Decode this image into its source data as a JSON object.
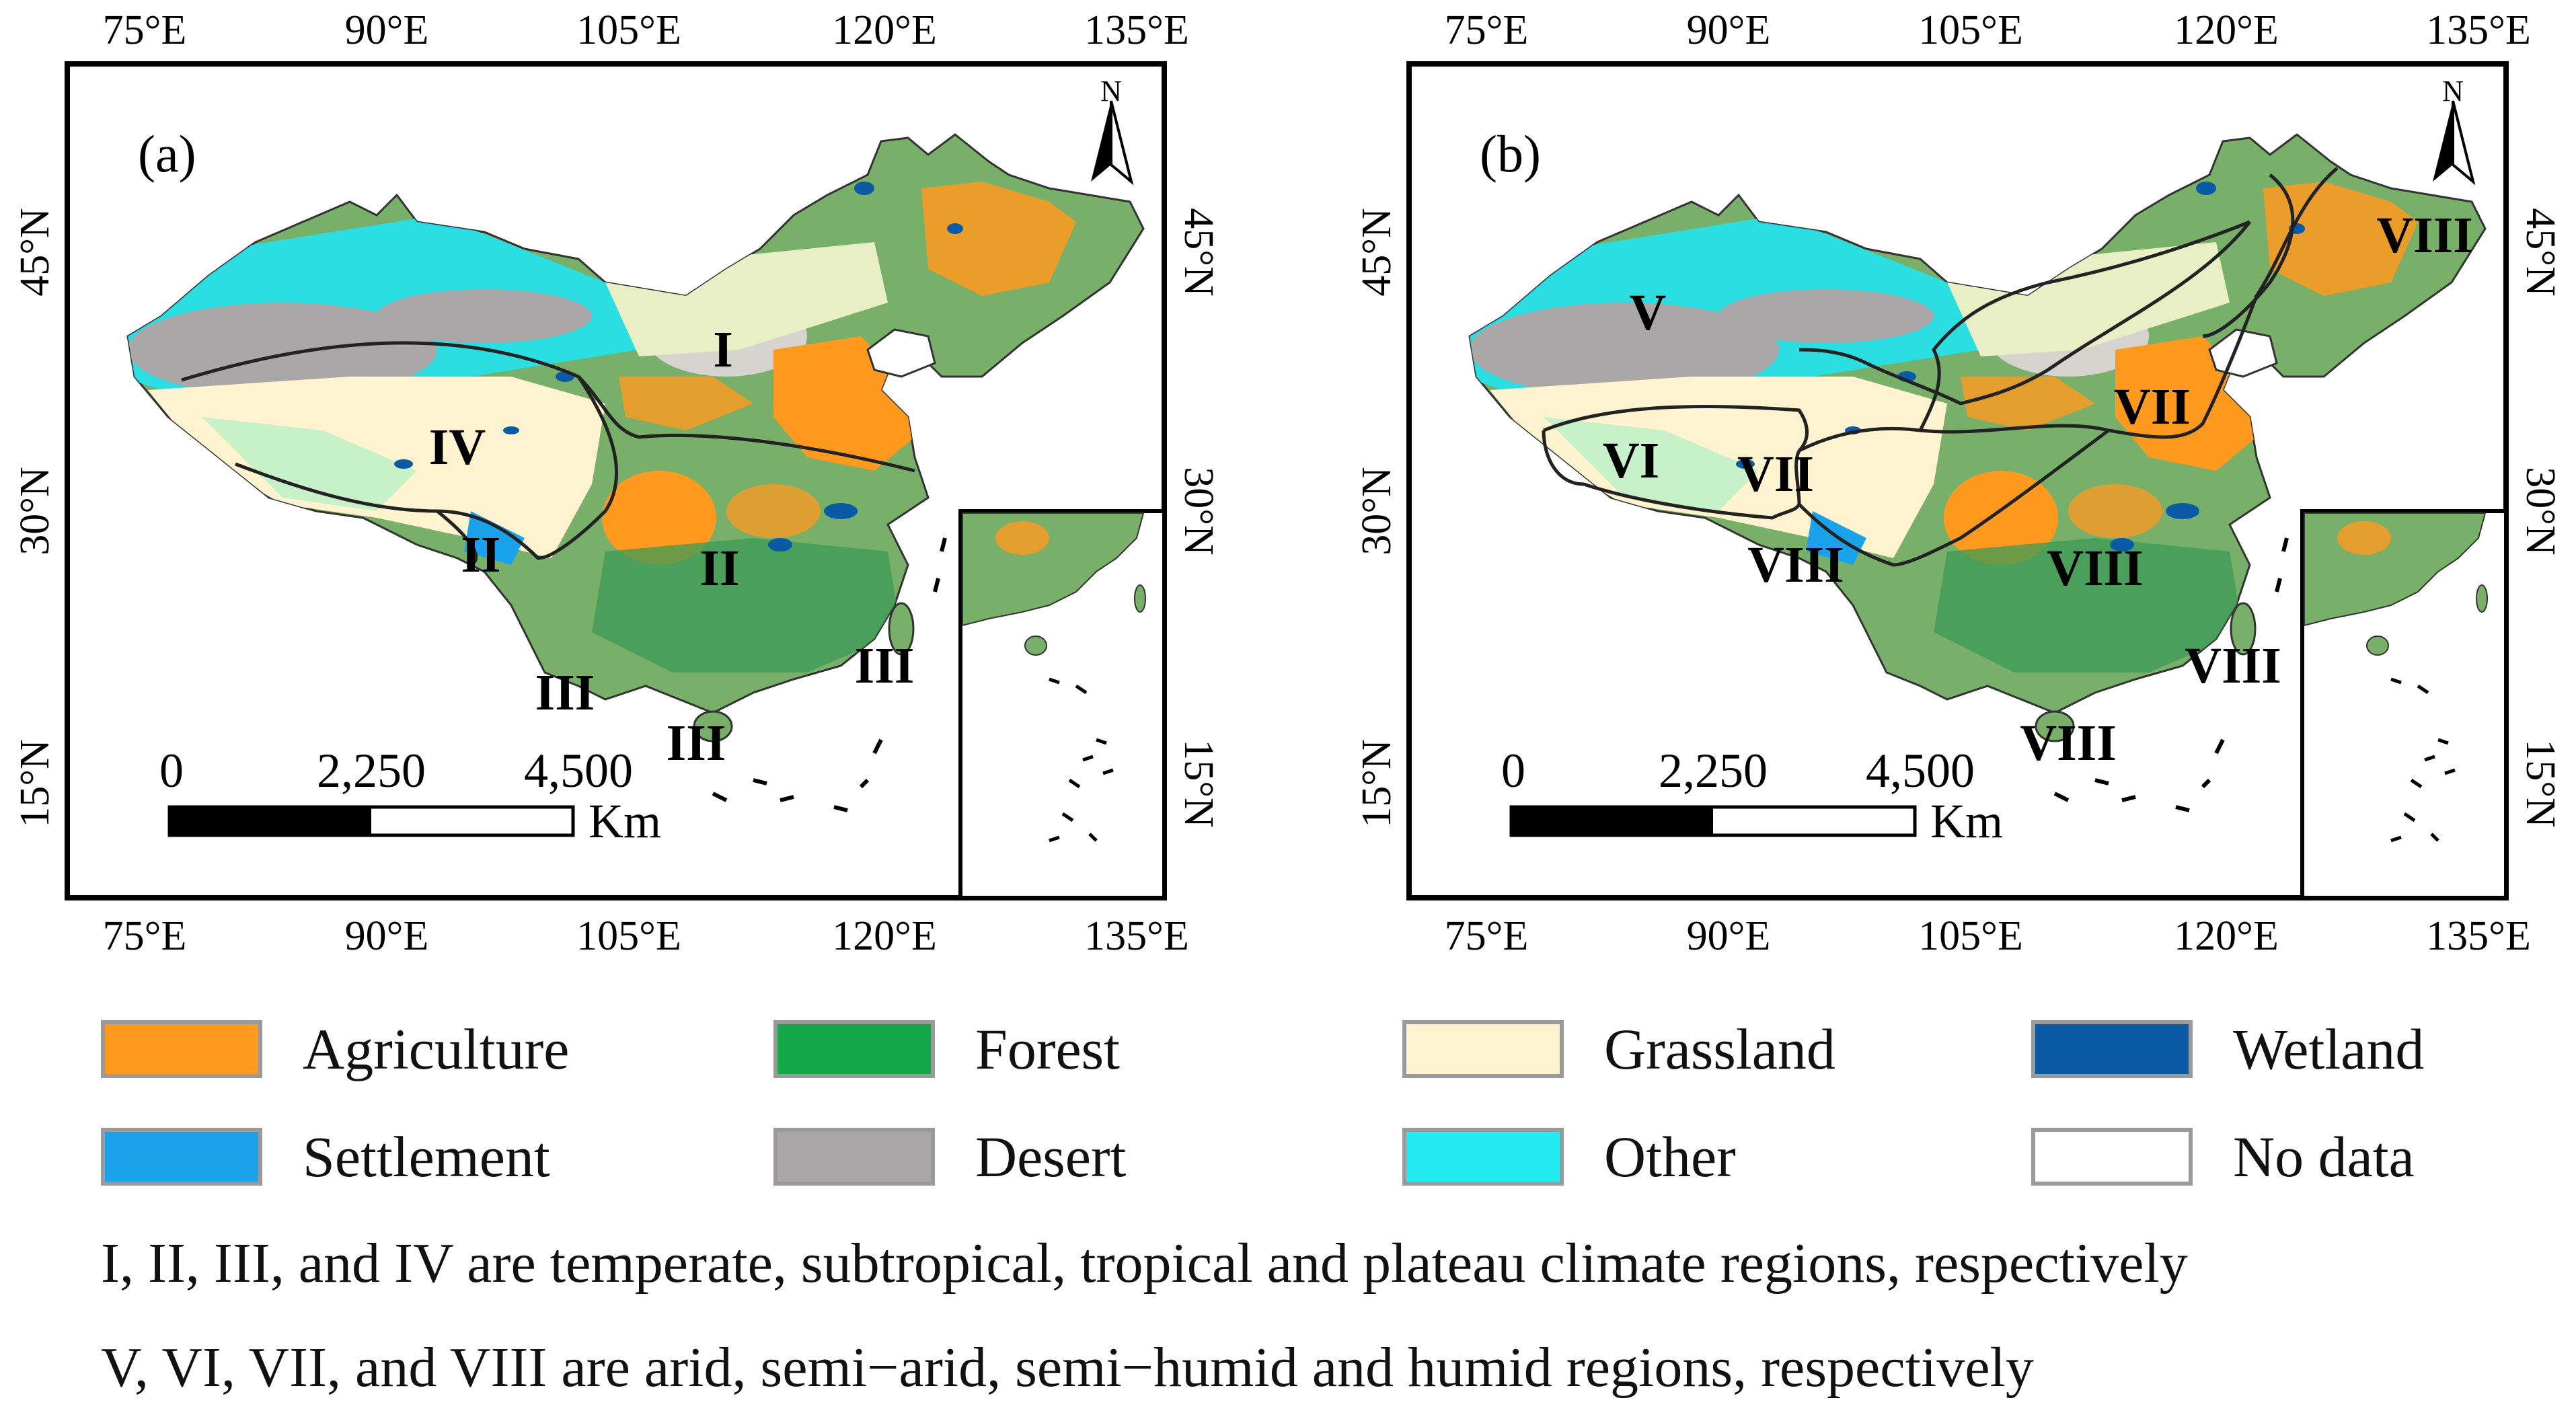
{
  "panels": [
    {
      "label": "(a)",
      "top_lon": [
        "75°E",
        "90°E",
        "105°E",
        "120°E",
        "135°E"
      ],
      "bottom_lon": [
        "75°E",
        "90°E",
        "105°E",
        "120°E",
        "135°E"
      ],
      "lat": [
        "45°N",
        "30°N",
        "15°N"
      ],
      "regions": [
        "I",
        "II",
        "IV",
        "II",
        "III",
        "III",
        "III"
      ],
      "north": "N",
      "scale": {
        "ticks": [
          "0",
          "2,250",
          "4,500"
        ],
        "unit": "Km"
      }
    },
    {
      "label": "(b)",
      "top_lon": [
        "75°E",
        "90°E",
        "105°E",
        "120°E",
        "135°E"
      ],
      "bottom_lon": [
        "75°E",
        "90°E",
        "105°E",
        "120°E",
        "135°E"
      ],
      "lat": [
        "45°N",
        "30°N",
        "15°N"
      ],
      "regions": [
        "V",
        "VIII",
        "VII",
        "VI",
        "VII",
        "VIII",
        "VIII",
        "VIII",
        "VIII"
      ],
      "north": "N",
      "scale": {
        "ticks": [
          "0",
          "2,250",
          "4,500"
        ],
        "unit": "Km"
      }
    }
  ],
  "legend": [
    {
      "label": "Agriculture",
      "color": "#ff9a1f"
    },
    {
      "label": "Forest",
      "color": "#14a84a"
    },
    {
      "label": "Grassland",
      "color": "#fff3d0"
    },
    {
      "label": "Wetland",
      "color": "#0b5aa6"
    },
    {
      "label": "Settlement",
      "color": "#1aa3ea"
    },
    {
      "label": "Desert",
      "color": "#a9a7a7"
    },
    {
      "label": "Other",
      "color": "#22ecf2"
    },
    {
      "label": "No data",
      "color": "#ffffff"
    }
  ],
  "captions": [
    "I, II, III, and IV are temperate, subtropical, tropical and plateau climate regions, respectively",
    "V, VI, VII, and VIII are arid, semi−arid, semi−humid and humid regions, respectively"
  ]
}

Task brief
Look through the records and gather each line with the word "regions".

Task output
      "regions": [
      "regions": [
    "I, II, III, and IV are temperate, subtropical, tropical and plateau climate regions, respectively",
    "V, VI, VII, and VIII are arid, semi−arid, semi−humid and humid regions, respectively"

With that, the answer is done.